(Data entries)
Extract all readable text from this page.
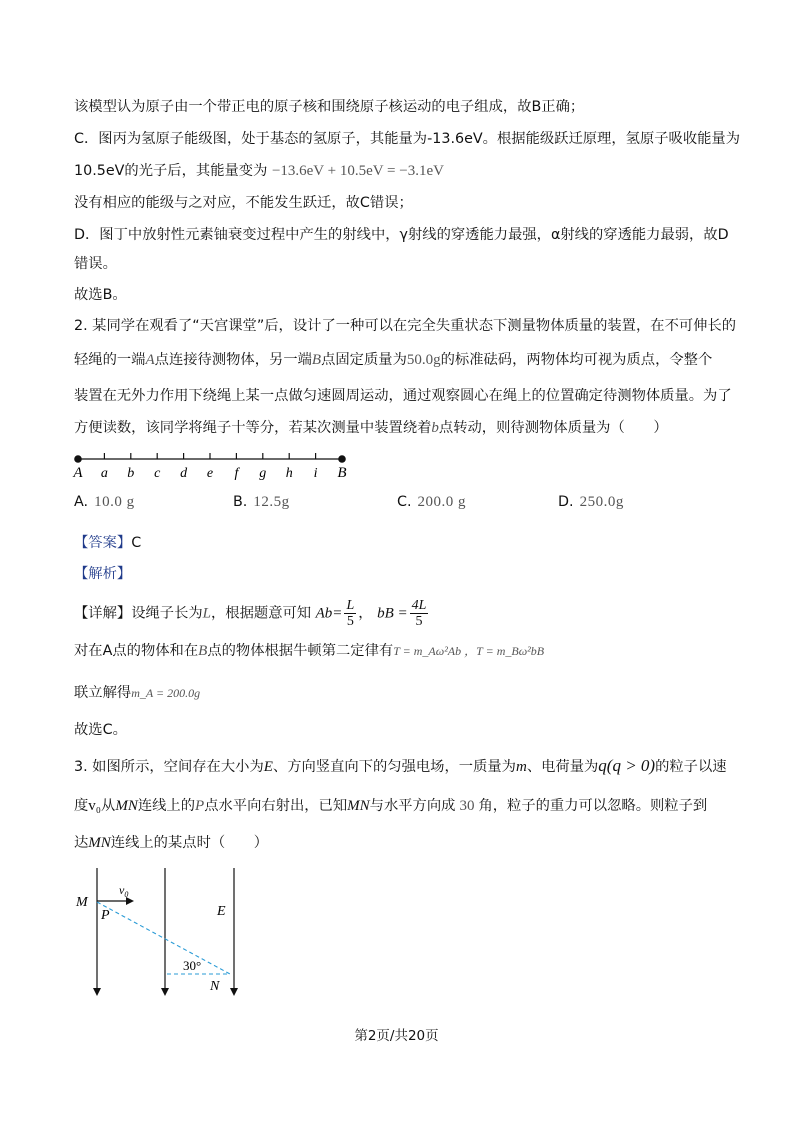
该模型认为原子由一个带正电的原子核和围绕原子核运动的电子组成，故B正确；
C．图丙为氢原子能级图，处于基态的氢原子，其能量为-13.6eV。根据能级跃迁原理，氢原子吸收能量为
10.5eV的光子后，其能量变为 −13.6eV + 10.5eV = −3.1eV
没有相应的能级与之对应，不能发生跃迁，故C错误；
D．图丁中放射性元素铀衰变过程中产生的射线中，γ射线的穿透能力最强，α射线的穿透能力最弱，故D
错误。
故选B。
2. 某同学在观看了“天宫课堂”后，设计了一种可以在完全失重状态下测量物体质量的装置，在不可伸长的
轻绳的一端A点连接待测物体，另一端B点固定质量为50.0g的标准砝码，两物体均可视为质点，令整个
装置在无外力作用下绕绳上某一点做匀速圆周运动，通过观察圆心在绳上的位置确定待测物体质量。为了
方便读数，该同学将绳子十等分，若某次测量中装置绕着b点转动，则待测物体质量为（　　）
A a b c d e f g h i B
A. 10.0 g	B. 12.5g	C. 200.0 g	D. 250.0g
【答案】C
【解析】
【详解】设绳子长为L，根据题意可知 $Ab= \frac{L}{5}$ ， bB = $\frac{4L}{5}$
对在A点的物体和在B点的物体根据牛顿第二定律有T = m_Aω²Ab ，T = m_Bω²bB
联立解得m_A = 200.0g
故选C。
3. 如图所示，空间存在大小为E、方向竖直向下的匀强电场，一质量为m、电荷量为q(q > 0)的粒子以速
度v₀从MN连线上的P点水平向右射出，已知MN与水平方向成 30 角，粒子的重力可以忽略。则粒子到
达MN连线上的某点时（　　）
M
$v_0$
P	E
30°
N
第2页/共20页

**WORK TO COMPLETE:** Your task is to repeat the material above exactly, without its pictures.

**REPLY:**
Extract all readable text from this page.
该模型认为原子由一个带正电的原子核和围绕原子核运动的电子组成，故B正确；
C．图丙为氢原子能级图，处于基态的氢原子，其能量为-13.6eV。根据能级跃迁原理，氢原子吸收能量为
10.5eV的光子后，其能量变为 −13.6eV + 10.5eV = −3.1eV
没有相应的能级与之对应，不能发生跃迁，故C错误；
D．图丁中放射性元素铀衰变过程中产生的射线中，γ射线的穿透能力最强，α射线的穿透能力最弱，故D
错误。
故选B。
2. 某同学在观看了“天宫课堂”后，设计了一种可以在完全失重状态下测量物体质量的装置，在不可伸长的
轻绳的一端A点连接待测物体，另一端B点固定质量为50.0g的标准砝码，两物体均可视为质点，令整个
装置在无外力作用下绕绳上某一点做匀速圆周运动，通过观察圆心在绳上的位置确定待测物体质量。为了
方便读数，该同学将绳子十等分，若某次测量中装置绕着b点转动，则待测物体质量为（　　）
A a b c d e f g h i B
A. 10.0 g	B. 12.5g	C. 200.0 g	D. 250.0g
【答案】C
【解析】
【详解】设绳子长为L，根据题意可知 $Ab= \frac{L}{5}$ ， bB = $\frac{4L}{5}$
对在A点的物体和在B点的物体根据牛顿第二定律有T = m_Aω²Ab ，T = m_Bω²bB
联立解得m_A = 200.0g
故选C。
3. 如图所示，空间存在大小为E、方向竖直向下的匀强电场，一质量为m、电荷量为q(q > 0)的粒子以速
度v₀从MN连线上的P点水平向右射出，已知MN与水平方向成 30 角，粒子的重力可以忽略。则粒子到
达MN连线上的某点时（　　）
M
$v_0$
P	E
30°
N
第2页/共20页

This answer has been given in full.